> [Direction]: Copy the records below exactly, leaving out every picture.

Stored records

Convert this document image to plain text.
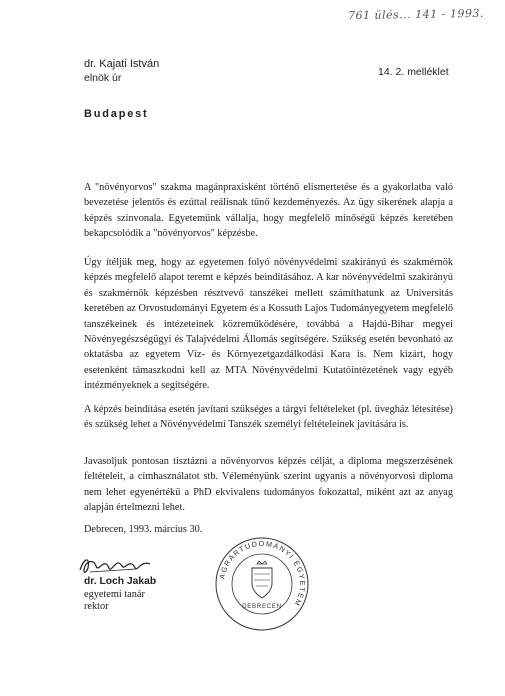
761 ülés... 141 - 1993.
dr. Kajati István
elnök úr	14. 2. melléklet
Budapest
A "növényorvos" szakma magánpraxisként történő elismertetése és a gyakorlatba való bevezetése jelentős és ezúttal reálisnak tűnő kezdeményezés. Az ügy sikerének alapja a képzés színvonala. Egyetemünk vállalja, hogy megfelelő minőségű képzés keretében bekapcsolódik a "növényorvos" képzésbe.
Úgy ítéljük meg, hogy az egyetemen folyó növényvédelmi szakirányú és szakmérnök képzés megfelelő alapot teremt e képzés beindításához. A kar növényvédelmi szakirányú és szakmérnök képzésben résztvevő tanszékei mellett számíthatunk az Universitás keretében az Orvostudományi Egyetem és a Kossuth Lajos Tudományegyetem megfelelő tanszékeinek és intézeteinek közreműködésére, továbbá a Hajdú-Bihar megyei Növényegészségügyi és Talajvédelmi Állomás segítségére. Szükség esetén bevonható az oktatásba az egyetem Víz- és Környezetgazdálkodási Kara is. Nem kizárt, hogy esetenként támaszkodni kell az MTA Növényvédelmi Kutatóintézetének vagy egyéb intézményeknek a segítségére.
A képzés beindítása esetén javítani szükséges a tárgyi feltételeket (pl. üvegház létesítése) és szükség lehet a Növényvédelmi Tanszék személyi feltételeinek javítására is.
Javasoljuk pontosan tisztázni a növényorvos képzés célját, a diploma megszerzésének feltételeit, a címhasználatot stb. Véleményünk szerint ugyanis a növényorvosi diploma nem lehet egyenértékű a PhD ekvivalens tudományos fokozattal, miként azt az anyag alapján értelmezni lehet.
Debrecen, 1993. március 30.
dr. Loch Jakab
egyetemi tanár
rektor
AGRÁRTUDOMÁNYI EGYETEM
DEBRECEN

> [Answer to this task]:
Convert this document image to plain text.
761 ülés... 141 - 1993.
dr. Kajati István
elnök úr	14. 2. melléklet
Budapest
A "növényorvos" szakma magánpraxisként történő elismertetése és a gyakorlatba való bevezetése jelentős és ezúttal reálisnak tűnő kezdeményezés. Az ügy sikerének alapja a képzés színvonala. Egyetemünk vállalja, hogy megfelelő minőségű képzés keretében bekapcsolódik a "növényorvos" képzésbe.
Úgy ítéljük meg, hogy az egyetemen folyó növényvédelmi szakirányú és szakmérnök képzés megfelelő alapot teremt e képzés beindításához. A kar növényvédelmi szakirányú és szakmérnök képzésben résztvevő tanszékei mellett számíthatunk az Universitás keretében az Orvostudományi Egyetem és a Kossuth Lajos Tudományegyetem megfelelő tanszékeinek és intézeteinek közreműködésére, továbbá a Hajdú-Bihar megyei Növényegészségügyi és Talajvédelmi Állomás segítségére. Szükség esetén bevonható az oktatásba az egyetem Víz- és Környezetgazdálkodási Kara is. Nem kizárt, hogy esetenként támaszkodni kell az MTA Növényvédelmi Kutatóintézetének vagy egyéb intézményeknek a segítségére.
A képzés beindítása esetén javítani szükséges a tárgyi feltételeket (pl. üvegház létesítése) és szükség lehet a Növényvédelmi Tanszék személyi feltételeinek javítására is.
Javasoljuk pontosan tisztázni a növényorvos képzés célját, a diploma megszerzésének feltételeit, a címhasználatot stb. Véleményünk szerint ugyanis a növényorvosi diploma nem lehet egyenértékű a PhD ekvivalens tudományos fokozattal, miként azt az anyag alapján értelmezni lehet.
Debrecen, 1993. március 30.
dr. Loch Jakab
egyetemi tanár
rektor
AGRÁRTUDOMÁNYI EGYETEM
DEBRECEN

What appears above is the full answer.